RECORDS FOR PROCESSING:
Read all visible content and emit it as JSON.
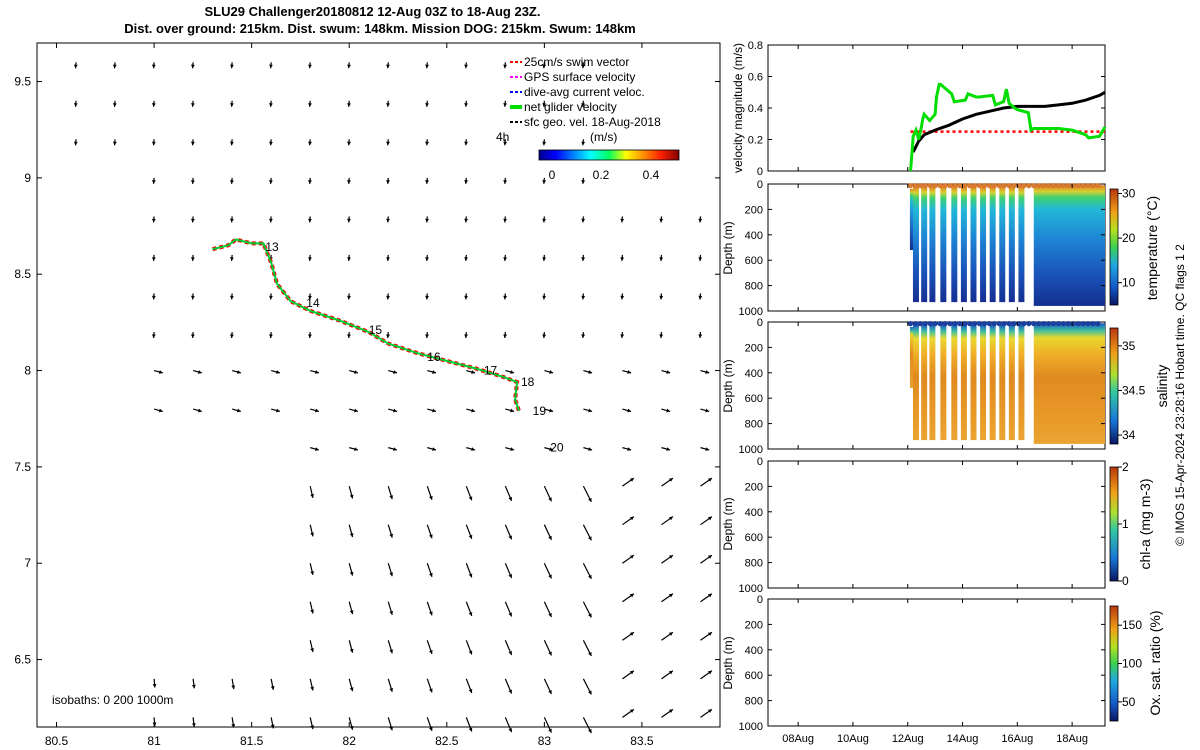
{
  "title_line1": "SLU29 Challenger20180812 12-Aug 03Z to 18-Aug 23Z.",
  "title_line2": "Dist. over ground: 215km. Dist. swum: 148km. Mission DOG: 215km. Swum: 148km",
  "side_note": "© IMOS 15-Apr-2024 23:28:16 Hobart time. QC flags 1  2",
  "colors": {
    "track": "#00cc33",
    "swim": "#ff0000",
    "gps": "#ff00ff",
    "current": "#0000ff",
    "velocity_line": "#00dd00",
    "sfc_geo": "#000000"
  },
  "chart_data": [
    {
      "id": "map",
      "type": "scatter",
      "title": "Glider track map",
      "xlim": [
        80.4,
        83.9
      ],
      "ylim": [
        6.15,
        9.7
      ],
      "xticks": [
        80.5,
        81,
        81.5,
        82,
        82.5,
        83,
        83.5
      ],
      "xtick_labels": [
        "80.5",
        "81",
        "81.5",
        "82",
        "82.5",
        "83",
        "83.5"
      ],
      "yticks": [
        6.5,
        7,
        7.5,
        8,
        8.5,
        9,
        9.5
      ],
      "ytick_labels": [
        "6.5",
        "7",
        "7.5",
        "8",
        "8.5",
        "9",
        "9.5"
      ],
      "legend": {
        "position": "top-right",
        "entries": [
          "25cm/s swim vector",
          "GPS surface velocity",
          "dive-avg current veloc.",
          "net glider velocity",
          "sfc geo. vel. 18-Aug-2018"
        ],
        "time_label": "4h"
      },
      "colorbar": {
        "label": "(m/s)",
        "ticks": [
          "0",
          "0.2",
          "0.4"
        ],
        "range": [
          -0.05,
          0.55
        ]
      },
      "isobaths_text": "isobaths: 0   200  1000m",
      "track": {
        "lon": [
          81.3,
          81.38,
          81.42,
          81.5,
          81.56,
          81.6,
          81.63,
          81.7,
          81.8,
          81.95,
          82.1,
          82.2,
          82.35,
          82.5,
          82.65,
          82.78,
          82.86,
          82.85,
          82.87
        ],
        "lat": [
          8.63,
          8.65,
          8.68,
          8.66,
          8.66,
          8.56,
          8.45,
          8.36,
          8.31,
          8.26,
          8.2,
          8.14,
          8.09,
          8.05,
          8.01,
          7.97,
          7.94,
          7.85,
          7.79
        ]
      },
      "day_labels": [
        {
          "text": "13",
          "lon": 81.57,
          "lat": 8.64
        },
        {
          "text": "14",
          "lon": 81.78,
          "lat": 8.35
        },
        {
          "text": "15",
          "lon": 82.1,
          "lat": 8.21
        },
        {
          "text": "16",
          "lon": 82.4,
          "lat": 8.07
        },
        {
          "text": "17",
          "lon": 82.69,
          "lat": 8.0
        },
        {
          "text": "18",
          "lon": 82.88,
          "lat": 7.94
        },
        {
          "text": "19",
          "lon": 82.94,
          "lat": 7.79
        },
        {
          "text": "20",
          "lon": 83.03,
          "lat": 7.6
        }
      ]
    },
    {
      "id": "velocity",
      "type": "line",
      "ylabel": "velocity magnitude (m/s)",
      "ylim": [
        0,
        0.8
      ],
      "yticks": [
        "0",
        "0.2",
        "0.4",
        "0.6",
        "0.8"
      ],
      "xlim": [
        6.9,
        19.2
      ],
      "series": [
        {
          "name": "net glider velocity",
          "x": [
            12.1,
            12.15,
            12.2,
            12.3,
            12.4,
            12.5,
            12.55,
            12.6,
            12.8,
            13.0,
            13.05,
            13.15,
            13.2,
            13.6,
            13.7,
            14.1,
            14.2,
            14.5,
            14.6,
            15.1,
            15.2,
            15.5,
            15.6,
            15.7,
            15.9,
            16.0,
            16.4,
            16.5,
            16.6,
            16.8,
            17.0,
            17.5,
            18.0,
            18.5,
            18.6,
            19.0,
            19.2
          ],
          "y": [
            0.0,
            0.1,
            0.22,
            0.26,
            0.2,
            0.28,
            0.33,
            0.36,
            0.32,
            0.36,
            0.47,
            0.55,
            0.55,
            0.49,
            0.44,
            0.45,
            0.49,
            0.47,
            0.47,
            0.48,
            0.42,
            0.44,
            0.52,
            0.43,
            0.4,
            0.39,
            0.37,
            0.26,
            0.27,
            0.27,
            0.27,
            0.27,
            0.26,
            0.23,
            0.21,
            0.22,
            0.28
          ]
        },
        {
          "name": "swim speed",
          "x": [
            12.1,
            19.2
          ],
          "y": [
            0.25,
            0.25
          ]
        },
        {
          "name": "glider speed",
          "x": [
            12.2,
            12.4,
            12.6,
            13.0,
            13.5,
            14.0,
            14.5,
            15.0,
            15.5,
            16.0,
            16.5,
            17.0,
            17.5,
            18.0,
            18.5,
            19.0,
            19.2
          ],
          "y": [
            0.12,
            0.19,
            0.23,
            0.26,
            0.29,
            0.33,
            0.36,
            0.38,
            0.4,
            0.41,
            0.41,
            0.41,
            0.42,
            0.43,
            0.45,
            0.48,
            0.5
          ]
        }
      ]
    },
    {
      "id": "temperature",
      "type": "heatmap",
      "ylabel": "Depth (m)",
      "clabel": "temperature (°C)",
      "yticks": [
        "0",
        "200",
        "400",
        "600",
        "800",
        "1000"
      ],
      "cticks": [
        "10",
        "20",
        "30"
      ],
      "crange": [
        5,
        31
      ],
      "xlim": [
        6.9,
        19.2
      ]
    },
    {
      "id": "salinity",
      "type": "heatmap",
      "ylabel": "Depth (m)",
      "clabel": "salinity",
      "yticks": [
        "0",
        "200",
        "400",
        "600",
        "800",
        "1000"
      ],
      "cticks": [
        "34",
        "34.5",
        "35"
      ],
      "crange": [
        33.9,
        35.2
      ],
      "xlim": [
        6.9,
        19.2
      ]
    },
    {
      "id": "chla",
      "type": "heatmap",
      "ylabel": "Depth (m)",
      "clabel": "chl-a (mg m-3)",
      "yticks": [
        "0",
        "200",
        "400",
        "600",
        "800",
        "1000"
      ],
      "cticks": [
        "0",
        "1",
        "2"
      ],
      "crange": [
        0,
        2
      ],
      "xlim": [
        6.9,
        19.2
      ]
    },
    {
      "id": "oxygen",
      "type": "heatmap",
      "ylabel": "Depth (m)",
      "clabel": "Ox. sat. ratio (%)",
      "yticks": [
        "0",
        "200",
        "400",
        "600",
        "800",
        "1000"
      ],
      "cticks": [
        "50",
        "100",
        "150"
      ],
      "crange": [
        25,
        175
      ],
      "xlim": [
        6.9,
        19.2
      ],
      "xticks": [
        "08Aug",
        "10Aug",
        "12Aug",
        "14Aug",
        "16Aug",
        "18Aug"
      ]
    }
  ]
}
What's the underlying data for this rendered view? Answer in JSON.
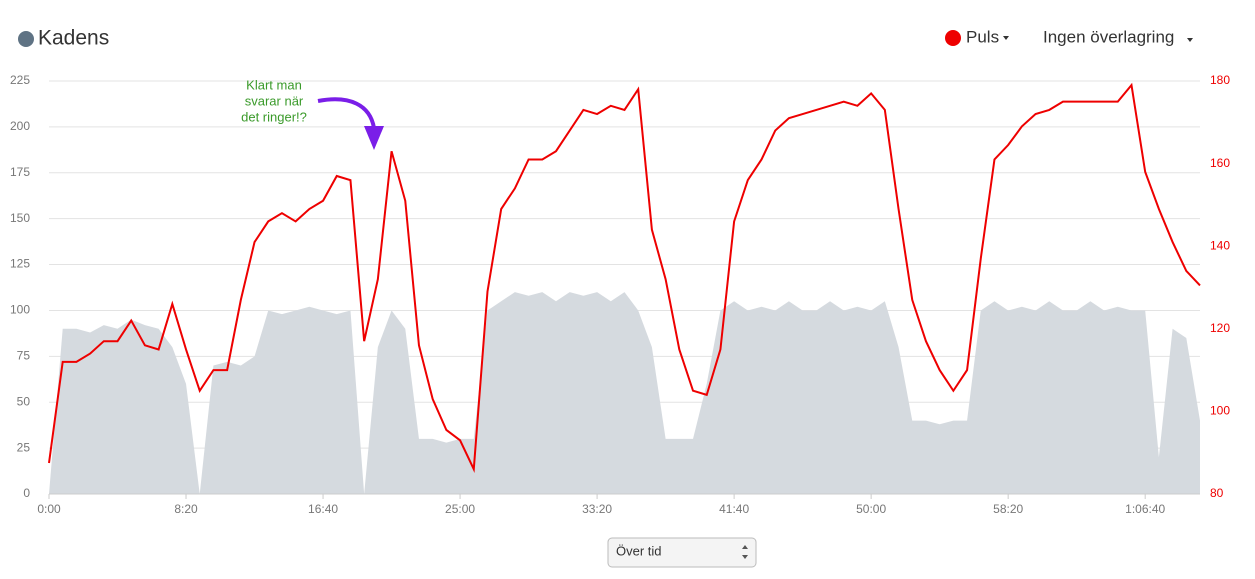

WHAT YOU NEED TO DO: Exclude the pictures and repeat every other part of the records word for word.

ANSWER TO THE TASK:
Read all visible content and emit it as JSON.
{
  "title_line1": "SLU29 Challenger20180812 12-Aug 03Z to 18-Aug 23Z.",
  "title_line2": "Dist. over ground: 215km. Dist. swum: 148km. Mission DOG: 215km. Swum: 148km",
  "side_note": "© IMOS 15-Apr-2024 23:28:16 Hobart time. QC flags 1  2",
  "colors": {
    "track": "#00cc33",
    "swim": "#ff0000",
    "gps": "#ff00ff",
    "current": "#0000ff",
    "velocity_line": "#00dd00",
    "sfc_geo": "#000000"
  },
  "chart_data": [
    {
      "id": "map",
      "type": "scatter",
      "title": "Glider track map",
      "xlim": [
        80.4,
        83.9
      ],
      "ylim": [
        6.15,
        9.7
      ],
      "xticks": [
        80.5,
        81,
        81.5,
        82,
        82.5,
        83,
        83.5
      ],
      "xtick_labels": [
        "80.5",
        "81",
        "81.5",
        "82",
        "82.5",
        "83",
        "83.5"
      ],
      "yticks": [
        6.5,
        7,
        7.5,
        8,
        8.5,
        9,
        9.5
      ],
      "ytick_labels": [
        "6.5",
        "7",
        "7.5",
        "8",
        "8.5",
        "9",
        "9.5"
      ],
      "legend": {
        "position": "top-right",
        "entries": [
          "25cm/s swim vector",
          "GPS surface velocity",
          "dive-avg current veloc.",
          "net glider velocity",
          "sfc geo. vel. 18-Aug-2018"
        ],
        "time_label": "4h"
      },
      "colorbar": {
        "label": "(m/s)",
        "ticks": [
          "0",
          "0.2",
          "0.4"
        ],
        "range": [
          -0.05,
          0.55
        ]
      },
      "isobaths_text": "isobaths: 0   200  1000m",
      "track": {
        "lon": [
          81.3,
          81.38,
          81.42,
          81.5,
          81.56,
          81.6,
          81.63,
          81.7,
          81.8,
          81.95,
          82.1,
          82.2,
          82.35,
          82.5,
          82.65,
          82.78,
          82.86,
          82.85,
          82.87
        ],
        "lat": [
          8.63,
          8.65,
          8.68,
          8.66,
          8.66,
          8.56,
          8.45,
          8.36,
          8.31,
          8.26,
          8.2,
          8.14,
          8.09,
          8.05,
          8.01,
          7.97,
          7.94,
          7.85,
          7.79
        ]
      },
      "day_labels": [
        {
          "text": "13",
          "lon": 81.57,
          "lat": 8.64
        },
        {
          "text": "14",
          "lon": 81.78,
          "lat": 8.35
        },
        {
          "text": "15",
          "lon": 82.1,
          "lat": 8.21
        },
        {
          "text": "16",
          "lon": 82.4,
          "lat": 8.07
        },
        {
          "text": "17",
          "lon": 82.69,
          "lat": 8.0
        },
        {
          "text": "18",
          "lon": 82.88,
          "lat": 7.94
        },
        {
          "text": "19",
          "lon": 82.94,
          "lat": 7.79
        },
        {
          "text": "20",
          "lon": 83.03,
          "lat": 7.6
        }
      ]
    },
    {
      "id": "velocity",
      "type": "line",
      "ylabel": "velocity magnitude (m/s)",
      "ylim": [
        0,
        0.8
      ],
      "yticks": [
        "0",
        "0.2",
        "0.4",
        "0.6",
        "0.8"
      ],
      "xlim": [
        6.9,
        19.2
      ],
      "series": [
        {
          "name": "net glider velocity",
          "x": [
            12.1,
            12.15,
            12.2,
            12.3,
            12.4,
            12.5,
            12.55,
            12.6,
            12.8,
            13.0,
            13.05,
            13.15,
            13.2,
            13.6,
            13.7,
            14.1,
            14.2,
            14.5,
            14.6,
            15.1,
            15.2,
            15.5,
            15.6,
            15.7,
            15.9,
            16.0,
            16.4,
            16.5,
            16.6,
            16.8,
            17.0,
            17.5,
            18.0,
            18.5,
            18.6,
            19.0,
            19.2
          ],
          "y": [
            0.0,
            0.1,
            0.22,
            0.26,
            0.2,
            0.28,
            0.33,
            0.36,
            0.32,
            0.36,
            0.47,
            0.55,
            0.55,
            0.49,
            0.44,
            0.45,
            0.49,
            0.47,
            0.47,
            0.48,
            0.42,
            0.44,
            0.52,
            0.43,
            0.4,
            0.39,
            0.37,
            0.26,
            0.27,
            0.27,
            0.27,
            0.27,
            0.26,
            0.23,
            0.21,
            0.22,
            0.28
          ]
        },
        {
          "name": "swim speed",
          "x": [
            12.1,
            19.2
          ],
          "y": [
            0.25,
            0.25
          ]
        },
        {
          "name": "glider speed",
          "x": [
            12.2,
            12.4,
            12.6,
            13.0,
            13.5,
            14.0,
            14.5,
            15.0,
            15.5,
            16.0,
            16.5,
            17.0,
            17.5,
            18.0,
            18.5,
            19.0,
            19.2
          ],
          "y": [
            0.12,
            0.19,
            0.23,
            0.26,
            0.29,
            0.33,
            0.36,
            0.38,
            0.4,
            0.41,
            0.41,
            0.41,
            0.42,
            0.43,
            0.45,
            0.48,
            0.5
          ]
        }
      ]
    },
    {
      "id": "temperature",
      "type": "heatmap",
      "ylabel": "Depth (m)",
      "clabel": "temperature (°C)",
      "yticks": [
        "0",
        "200",
        "400",
        "600",
        "800",
        "1000"
      ],
      "cticks": [
        "10",
        "20",
        "30"
      ],
      "crange": [
        5,
        31
      ],
      "xlim": [
        6.9,
        19.2
      ]
    },
    {
      "id": "salinity",
      "type": "heatmap",
      "ylabel": "Depth (m)",
      "clabel": "salinity",
      "yticks": [
        "0",
        "200",
        "400",
        "600",
        "800",
        "1000"
      ],
      "cticks": [
        "34",
        "34.5",
        "35"
      ],
      "crange": [
        33.9,
        35.2
      ],
      "xlim": [
        6.9,
        19.2
      ]
    },
    {
      "id": "chla",
      "type": "heatmap",
      "ylabel": "Depth (m)",
      "clabel": "chl-a (mg m-3)",
      "yticks": [
        "0",
        "200",
        "400",
        "600",
        "800",
        "1000"
      ],
      "cticks": [
        "0",
        "1",
        "2"
      ],
      "crange": [
        0,
        2
      ],
      "xlim": [
        6.9,
        19.2
      ]
    },
    {
      "id": "oxygen",
      "type": "heatmap",
      "ylabel": "Depth (m)",
      "clabel": "Ox. sat. ratio (%)",
      "yticks": [
        "0",
        "200",
        "400",
        "600",
        "800",
        "1000"
      ],
      "cticks": [
        "50",
        "100",
        "150"
      ],
      "crange": [
        25,
        175
      ],
      "xlim": [
        6.9,
        19.2
      ],
      "xticks": [
        "08Aug",
        "10Aug",
        "12Aug",
        "14Aug",
        "16Aug",
        "18Aug"
      ]
    }
  ]
}
What's the underlying data for this rendered view? Answer in JSON.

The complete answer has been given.